_Exercise instructions_
Below are some entries; can you quote all of them exactly?

──────── Records provided ────────

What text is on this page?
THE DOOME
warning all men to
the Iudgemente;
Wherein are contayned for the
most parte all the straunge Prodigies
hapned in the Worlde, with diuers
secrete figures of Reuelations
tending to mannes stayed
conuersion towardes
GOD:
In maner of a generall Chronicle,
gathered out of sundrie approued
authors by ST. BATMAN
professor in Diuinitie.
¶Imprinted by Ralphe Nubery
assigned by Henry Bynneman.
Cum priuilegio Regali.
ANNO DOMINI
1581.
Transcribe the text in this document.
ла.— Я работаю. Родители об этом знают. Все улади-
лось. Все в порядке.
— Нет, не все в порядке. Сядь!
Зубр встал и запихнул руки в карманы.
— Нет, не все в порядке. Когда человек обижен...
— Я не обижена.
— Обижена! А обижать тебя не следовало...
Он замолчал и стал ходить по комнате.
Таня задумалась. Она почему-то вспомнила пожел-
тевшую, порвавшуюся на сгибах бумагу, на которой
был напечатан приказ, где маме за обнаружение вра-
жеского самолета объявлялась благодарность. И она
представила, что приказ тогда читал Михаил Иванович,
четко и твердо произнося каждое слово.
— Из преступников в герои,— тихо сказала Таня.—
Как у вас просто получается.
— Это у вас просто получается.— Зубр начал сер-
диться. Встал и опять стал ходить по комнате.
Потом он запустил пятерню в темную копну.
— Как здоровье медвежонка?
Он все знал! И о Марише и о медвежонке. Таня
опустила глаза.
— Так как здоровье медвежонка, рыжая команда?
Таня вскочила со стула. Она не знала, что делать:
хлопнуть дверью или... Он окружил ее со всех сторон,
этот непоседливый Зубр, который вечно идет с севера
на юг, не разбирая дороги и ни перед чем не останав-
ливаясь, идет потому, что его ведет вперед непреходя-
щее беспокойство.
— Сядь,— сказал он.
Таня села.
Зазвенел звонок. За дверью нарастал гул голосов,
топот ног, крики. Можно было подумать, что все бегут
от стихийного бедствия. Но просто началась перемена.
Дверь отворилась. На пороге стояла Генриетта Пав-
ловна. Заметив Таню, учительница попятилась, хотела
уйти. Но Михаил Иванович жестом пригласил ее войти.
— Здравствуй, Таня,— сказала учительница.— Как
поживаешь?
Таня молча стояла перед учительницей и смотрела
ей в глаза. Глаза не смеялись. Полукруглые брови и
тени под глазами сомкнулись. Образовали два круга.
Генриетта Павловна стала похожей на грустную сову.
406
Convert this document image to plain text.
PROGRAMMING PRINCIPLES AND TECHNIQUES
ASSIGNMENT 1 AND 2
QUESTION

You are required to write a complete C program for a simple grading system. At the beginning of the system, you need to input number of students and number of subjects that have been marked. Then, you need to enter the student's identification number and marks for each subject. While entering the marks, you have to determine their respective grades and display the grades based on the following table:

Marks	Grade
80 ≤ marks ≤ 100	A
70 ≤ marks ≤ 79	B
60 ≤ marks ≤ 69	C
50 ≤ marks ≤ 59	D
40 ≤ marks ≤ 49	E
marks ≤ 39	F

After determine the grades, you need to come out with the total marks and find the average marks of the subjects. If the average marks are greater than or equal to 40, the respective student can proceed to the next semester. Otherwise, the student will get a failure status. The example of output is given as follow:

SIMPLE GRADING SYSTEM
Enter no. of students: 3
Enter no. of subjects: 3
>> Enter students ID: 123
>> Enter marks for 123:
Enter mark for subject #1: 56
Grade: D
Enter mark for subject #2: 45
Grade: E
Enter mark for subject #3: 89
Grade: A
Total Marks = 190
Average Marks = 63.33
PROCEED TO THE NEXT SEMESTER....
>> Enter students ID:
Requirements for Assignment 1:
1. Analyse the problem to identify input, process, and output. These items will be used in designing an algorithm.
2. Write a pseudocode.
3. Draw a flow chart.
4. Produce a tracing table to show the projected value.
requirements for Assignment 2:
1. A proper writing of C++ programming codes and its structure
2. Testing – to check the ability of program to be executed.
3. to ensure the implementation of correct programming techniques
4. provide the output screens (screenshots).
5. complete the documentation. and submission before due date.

────────

_Complete answer_
What text is on this page?
THE DOOME
warning all men to
the Iudgemente;
Wherein are contayned for the
most parte all the straunge Prodigies
hapned in the Worlde, with diuers
secrete figures of Reuelations
tending to mannes stayed
conuersion towardes
GOD:
In maner of a generall Chronicle,
gathered out of sundrie approued
authors by ST. BATMAN
professor in Diuinitie.
¶Imprinted by Ralphe Nubery
assigned by Henry Bynneman.
Cum priuilegio Regali.
ANNO DOMINI
1581.
Transcribe the text in this document.
ла.— Я работаю. Родители об этом знают. Все улади-
лось. Все в порядке.
— Нет, не все в порядке. Сядь!
Зубр встал и запихнул руки в карманы.
— Нет, не все в порядке. Когда человек обижен...
— Я не обижена.
— Обижена! А обижать тебя не следовало...
Он замолчал и стал ходить по комнате.
Таня задумалась. Она почему-то вспомнила пожел-
тевшую, порвавшуюся на сгибах бумагу, на которой
был напечатан приказ, где маме за обнаружение вра-
жеского самолета объявлялась благодарность. И она
представила, что приказ тогда читал Михаил Иванович,
четко и твердо произнося каждое слово.
— Из преступников в герои,— тихо сказала Таня.—
Как у вас просто получается.
— Это у вас просто получается.— Зубр начал сер-
диться. Встал и опять стал ходить по комнате.
Потом он запустил пятерню в темную копну.
— Как здоровье медвежонка?
Он все знал! И о Марише и о медвежонке. Таня
опустила глаза.
— Так как здоровье медвежонка, рыжая команда?
Таня вскочила со стула. Она не знала, что делать:
хлопнуть дверью или... Он окружил ее со всех сторон,
этот непоседливый Зубр, который вечно идет с севера
на юг, не разбирая дороги и ни перед чем не останав-
ливаясь, идет потому, что его ведет вперед непреходя-
щее беспокойство.
— Сядь,— сказал он.
Таня села.
Зазвенел звонок. За дверью нарастал гул голосов,
топот ног, крики. Можно было подумать, что все бегут
от стихийного бедствия. Но просто началась перемена.
Дверь отворилась. На пороге стояла Генриетта Пав-
ловна. Заметив Таню, учительница попятилась, хотела
уйти. Но Михаил Иванович жестом пригласил ее войти.
— Здравствуй, Таня,— сказала учительница.— Как
поживаешь?
Таня молча стояла перед учительницей и смотрела
ей в глаза. Глаза не смеялись. Полукруглые брови и
тени под глазами сомкнулись. Образовали два круга.
Генриетта Павловна стала похожей на грустную сову.
406
Convert this document image to plain text.
PROGRAMMING PRINCIPLES AND TECHNIQUES
ASSIGNMENT 1 AND 2
QUESTION

You are required to write a complete C program for a simple grading system. At the beginning of the system, you need to input number of students and number of subjects that have been marked. Then, you need to enter the student's identification number and marks for each subject. While entering the marks, you have to determine their respective grades and display the grades based on the following table:

Marks	Grade
80 ≤ marks ≤ 100	A
70 ≤ marks ≤ 79	B
60 ≤ marks ≤ 69	C
50 ≤ marks ≤ 59	D
40 ≤ marks ≤ 49	E
marks ≤ 39	F

After determine the grades, you need to come out with the total marks and find the average marks of the subjects. If the average marks are greater than or equal to 40, the respective student can proceed to the next semester. Otherwise, the student will get a failure status. The example of output is given as follow:

SIMPLE GRADING SYSTEM
Enter no. of students: 3
Enter no. of subjects: 3
>> Enter students ID: 123
>> Enter marks for 123:
Enter mark for subject #1: 56
Grade: D
Enter mark for subject #2: 45
Grade: E
Enter mark for subject #3: 89
Grade: A
Total Marks = 190
Average Marks = 63.33
PROCEED TO THE NEXT SEMESTER....
>> Enter students ID:
Requirements for Assignment 1:
1. Analyse the problem to identify input, process, and output. These items will be used in designing an algorithm.
2. Write a pseudocode.
3. Draw a flow chart.
4. Produce a tracing table to show the projected value.
requirements for Assignment 2:
1. A proper writing of C++ programming codes and its structure
2. Testing – to check the ability of program to be executed.
3. to ensure the implementation of correct programming techniques
4. provide the output screens (screenshots).
5. complete the documentation. and submission before due date.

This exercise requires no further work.